The question that needs to be asked now is not ‘how do we rescue Flybe or find another operator to take over the routes?’ so much as ‘why is the demand for the routes being flown insufficient to cover the costs of operating them?’.  Paying people to run loss-making and environmentally damaging flights in order to boost the fortunes of a loss-making airport doesn’t immediately strike me as the best way of meeting what appears to be a very limited demand for travel between the relevant places.

Friday, 30 March 2018

The return of Air Wales?


I referred yesterday to my scepticism about the proposal put forward by Plaid that Wales should have its own national airline, along with a network of regional airports across Wales.  There are a number of issues with this proposal, to my mind.
The first concerns general trends in the aviation industry.  It’s an industry which has certainly seen a great deal of growth in recent years, and that growth has been accompanied by falling prices.  And there is clearly scope for continuing growth into the future.  But that combination of growth and falling prices has been achieved by a mixture of consolidation of national airlines into multinational groups and the rise of cheap low-cost airlines.   There is a history of specifically Welsh airlines - we did, of course, have Cambrian Airways which was moderately successful, and which operated for almost 40 years before being swallowed up by BA in an earlier period of consolidation in 1974.  And we had Air Wales, in two different guises, both of which hit financial problems and eventually ceased operations, in the later instance citing spiralling costs and aggressive competition.  As a means of boosting the range of flights from Cardiff Wales airport, setting up a new state-run airline in a small country like Wales would be going against the flow, to say the least.  That isn’t a cast-iron reason for not doing it, but it’s a pretty good reason for exercising a great deal of caution.
Added to that is that the proposal seems to be based on a supply-led, rather than a demand-led, approach to increasing air traffic.  I don’t doubt that there are people in Wales who would like to be able to fly to an increased range of destinations from Cardiff airport, but at what point does that demand become sufficient to justify the prior expenditure on providing the capacity?  The experience of commercial operators who’ve tried starting new services from Cardiff Wales does not augur well.  A national airline looks like a potential way of diverting a large amount of government expenditure to a loss-making enterprise.  And that is in the context of a government which has little control over its own revenue streams and is legally obliged to balance its budget, meaning that significant investment in an airline would inevitably impact other services.
Underlying those problems is the question of the catchment area from which the demand arises.  I remember a comment on a previous post about expanding Cardiff Wales airport which came close to suggesting that I was being unpatriotic by not enthusiastically supporting expansion; but we need to have a degree of realism about the airport’s prospects.  The population in the catchment area which it is uniquely placed to serve is comparatively small, and is restricted to Cardiff, the Valleys and points west thereof (and we need to remember that parts of that catchment area are among the poorest parts of the UK, a factor which inevitably constrains the current demand for air travel).  For the North, the Canolbarth, and Gwent, there are equally accessible (or even more accessible) competitor airports, and that will remain true even after constructing improved communications routes between north and south.  Choice of airport isn’t just about having a wider range of destinations, or about price (let alone just about being patriotic); it’s also about convenience and ease of access.  The answer to the question ‘why haven’t we got direct regular flights from Cardiff to destination X?’ is because there is currently insufficient demand from within the unique catchment area to make such flights commercially viable (unless they are replacements for, rather than supplements to, existing flights to the same destinations from competing airports, and therefore able to draw on a wider catchment area).  Setting up a loss-making state-run airline is not the solution to that problem.

▶ _EXERCISE PROMPT_: Continue the piece above on the proposal for a Welsh national airline and regional airports, starting after its final sentence.

▶ _COLLECTED DATA_:
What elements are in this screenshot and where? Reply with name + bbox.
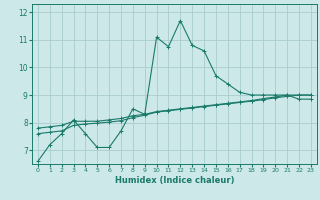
X-axis label: Humidex (Indice chaleur): Humidex (Indice chaleur) [115,176,234,185]
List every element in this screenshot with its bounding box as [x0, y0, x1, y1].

▶ _SOLVED EXERCISE_:
I don’t know what to make of the proposal for a network of regional airports across Wales as well as expanding the role of Cardiff.  If such airports are going to have their own short or medium haul flights, then they will be direct competitors to Cardiff, and if they’re seen as primarily the origin of ‘feeder’ flights into Cardiff, then they are just about the least efficient and most environmentally damaging method of transporting a (comparatively) small number of people around our country that I can think of.  This is exactly the problem with the current north-south air link – it benefits few and is viable only by the payment of a subsidy for each and every traveller.  Better by far to improve Wales’ internal surface transport (and especially rail), which was another of Plaid’s proposals and one which I would entirely endorse.
And that brings me on to my last, but far from least, point which is whether encouraging the growth of air traffic is a good thing anyway.  I don’t want to stop people enjoying foreign holidays (that would be hypocritical to say the least), nor do I want to create obstacles to foreign trade (although I do want to try and re-localise business as far as possible).  Both of those are likely to lead to slow organic growth in the number and range of flights available from Cardiff.  But actively encouraging the growth of air traffic goes beyond either of those objectives, and seems a strange policy to be coming from a party parading its environmental credentials.  Part of my support for the building of HS2 (which I know appears perverse to many independentistas) is that I see it as part of a high-speed pan-Europe rail network, and as an environmentally preferable alternative to increasing short haul air travel.  I want to see Wales benefitting from that alternative as well, rather than trying to block its development.
Setting up a national airline for Wales looks to me like a project aimed at boosting the semblance of statehood, at what is likely to be a high cost.  I’m more interested in attaining the substance of statehood.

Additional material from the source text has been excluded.